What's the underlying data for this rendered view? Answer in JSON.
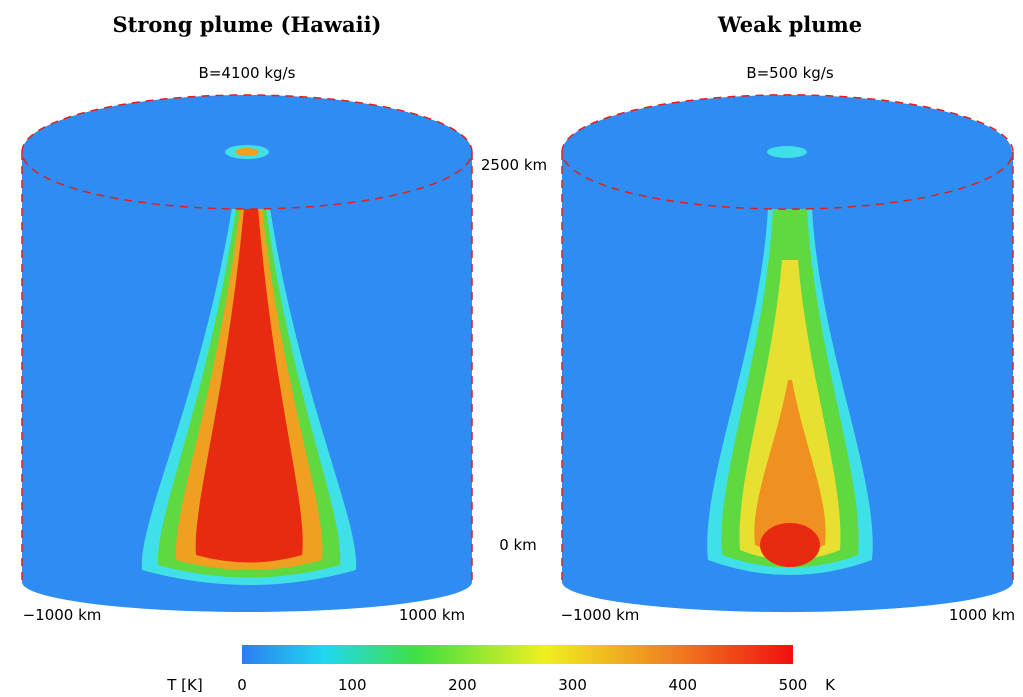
{
  "panels": [
    {
      "title": "Strong plume (Hawaii)",
      "flux": "B=4100 kg/s",
      "x_min_label": "−1000 km",
      "x_max_label": "1000 km"
    },
    {
      "title": "Weak plume",
      "flux": "B=500 kg/s",
      "x_min_label": "−1000 km",
      "x_max_label": "1000 km"
    }
  ],
  "depth_labels": {
    "top": "2500 km",
    "bottom": "0 km"
  },
  "colorbar": {
    "label": "T [K]",
    "unit": "K",
    "range": [
      0,
      500
    ],
    "ticks": [
      0,
      100,
      200,
      300,
      400,
      500
    ]
  }
}
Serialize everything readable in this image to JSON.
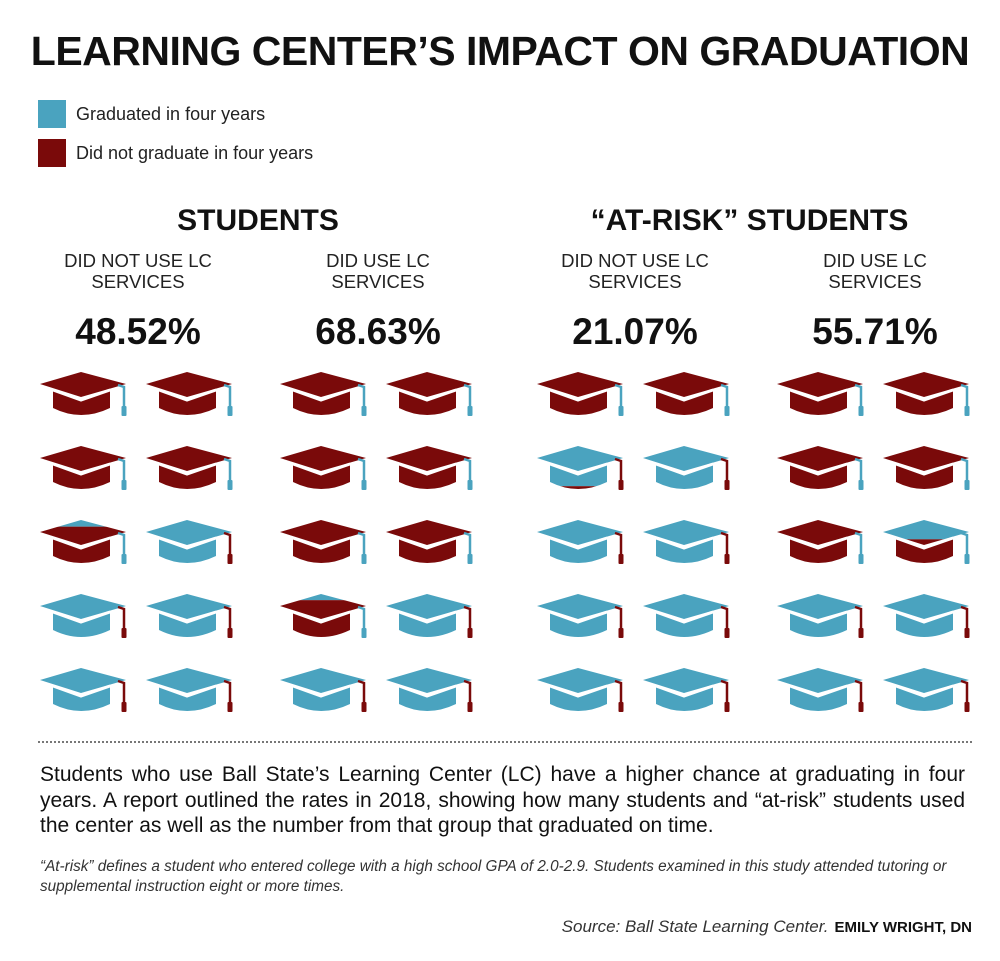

***

**Given problem**
Reproduce the material in full, word for word, and omit the pictures.

**The completed task**
What's the underlying data for this rendered view? Answer in JSON.
{
  "panels": [
    {
      "title": "Strong plume (Hawaii)",
      "flux": "B=4100 kg/s",
      "x_min_label": "−1000 km",
      "x_max_label": "1000 km"
    },
    {
      "title": "Weak plume",
      "flux": "B=500 kg/s",
      "x_min_label": "−1000 km",
      "x_max_label": "1000 km"
    }
  ],
  "depth_labels": {
    "top": "2500 km",
    "bottom": "0 km"
  },
  "colorbar": {
    "label": "T [K]",
    "unit": "K",
    "range": [
      0,
      500
    ],
    "ticks": [
      0,
      100,
      200,
      300,
      400,
      500
    ]
  }
}
Serialize everything readable in this image to JSON.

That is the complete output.